Material supplied »
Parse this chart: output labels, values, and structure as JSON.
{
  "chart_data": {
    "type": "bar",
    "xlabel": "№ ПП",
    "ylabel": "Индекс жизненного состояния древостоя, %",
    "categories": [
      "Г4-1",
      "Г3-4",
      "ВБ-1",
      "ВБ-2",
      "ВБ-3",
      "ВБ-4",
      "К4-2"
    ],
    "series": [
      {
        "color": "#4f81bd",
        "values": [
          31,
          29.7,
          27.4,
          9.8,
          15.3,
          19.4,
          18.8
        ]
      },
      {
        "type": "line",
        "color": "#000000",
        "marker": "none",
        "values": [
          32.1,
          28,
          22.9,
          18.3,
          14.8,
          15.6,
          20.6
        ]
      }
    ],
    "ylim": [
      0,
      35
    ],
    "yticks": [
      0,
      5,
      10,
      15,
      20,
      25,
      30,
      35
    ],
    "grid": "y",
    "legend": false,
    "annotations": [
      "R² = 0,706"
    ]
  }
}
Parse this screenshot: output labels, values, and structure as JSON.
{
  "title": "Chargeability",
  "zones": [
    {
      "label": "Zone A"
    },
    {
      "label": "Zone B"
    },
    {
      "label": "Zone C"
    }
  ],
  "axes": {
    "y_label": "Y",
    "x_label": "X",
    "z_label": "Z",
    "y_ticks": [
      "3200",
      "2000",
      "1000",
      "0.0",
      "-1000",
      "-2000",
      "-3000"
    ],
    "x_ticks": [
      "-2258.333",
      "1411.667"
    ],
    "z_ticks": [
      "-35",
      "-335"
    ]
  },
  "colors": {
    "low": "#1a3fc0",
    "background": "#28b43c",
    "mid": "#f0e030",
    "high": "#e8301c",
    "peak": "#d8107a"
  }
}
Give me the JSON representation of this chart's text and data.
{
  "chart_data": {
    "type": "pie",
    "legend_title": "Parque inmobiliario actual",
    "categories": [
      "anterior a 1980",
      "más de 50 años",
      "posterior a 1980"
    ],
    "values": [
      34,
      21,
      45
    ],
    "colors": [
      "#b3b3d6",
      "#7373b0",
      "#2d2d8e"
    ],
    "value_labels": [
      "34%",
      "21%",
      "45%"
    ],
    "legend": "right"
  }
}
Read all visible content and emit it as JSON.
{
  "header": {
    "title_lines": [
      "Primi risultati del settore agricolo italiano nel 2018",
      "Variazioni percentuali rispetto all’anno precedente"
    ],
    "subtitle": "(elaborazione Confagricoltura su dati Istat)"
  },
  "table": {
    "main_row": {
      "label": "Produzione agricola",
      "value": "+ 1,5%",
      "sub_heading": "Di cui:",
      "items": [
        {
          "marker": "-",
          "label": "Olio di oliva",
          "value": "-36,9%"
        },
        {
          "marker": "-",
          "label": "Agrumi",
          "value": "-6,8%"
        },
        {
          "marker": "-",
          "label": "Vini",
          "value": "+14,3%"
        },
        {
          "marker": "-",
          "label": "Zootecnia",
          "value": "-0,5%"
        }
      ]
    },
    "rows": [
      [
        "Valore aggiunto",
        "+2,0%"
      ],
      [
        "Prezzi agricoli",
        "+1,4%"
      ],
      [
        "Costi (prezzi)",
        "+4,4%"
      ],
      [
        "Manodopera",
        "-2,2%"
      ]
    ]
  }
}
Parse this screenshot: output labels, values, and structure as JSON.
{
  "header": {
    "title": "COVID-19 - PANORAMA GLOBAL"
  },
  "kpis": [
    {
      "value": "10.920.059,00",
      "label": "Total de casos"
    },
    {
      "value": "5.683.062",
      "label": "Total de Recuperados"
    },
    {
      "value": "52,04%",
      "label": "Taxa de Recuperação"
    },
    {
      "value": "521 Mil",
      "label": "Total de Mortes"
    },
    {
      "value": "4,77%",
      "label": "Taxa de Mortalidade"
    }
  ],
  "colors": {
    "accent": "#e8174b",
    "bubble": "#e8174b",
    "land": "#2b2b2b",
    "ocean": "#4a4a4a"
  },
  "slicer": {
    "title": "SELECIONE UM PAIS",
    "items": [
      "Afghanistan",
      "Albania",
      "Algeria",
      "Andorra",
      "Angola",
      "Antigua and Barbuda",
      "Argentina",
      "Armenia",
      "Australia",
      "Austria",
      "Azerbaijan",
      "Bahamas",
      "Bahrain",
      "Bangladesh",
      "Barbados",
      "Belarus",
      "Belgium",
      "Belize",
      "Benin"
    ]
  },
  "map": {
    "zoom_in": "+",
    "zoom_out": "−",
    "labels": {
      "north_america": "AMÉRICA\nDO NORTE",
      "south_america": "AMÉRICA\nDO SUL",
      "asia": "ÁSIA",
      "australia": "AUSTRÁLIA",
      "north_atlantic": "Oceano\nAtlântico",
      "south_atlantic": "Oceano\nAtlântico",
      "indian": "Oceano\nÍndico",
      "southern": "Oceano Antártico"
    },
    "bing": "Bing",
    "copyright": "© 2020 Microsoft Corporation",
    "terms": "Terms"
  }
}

Aim of the task »
State the count of lines above containing the string "Oceano", and add nothing to it.

Complete answer »
4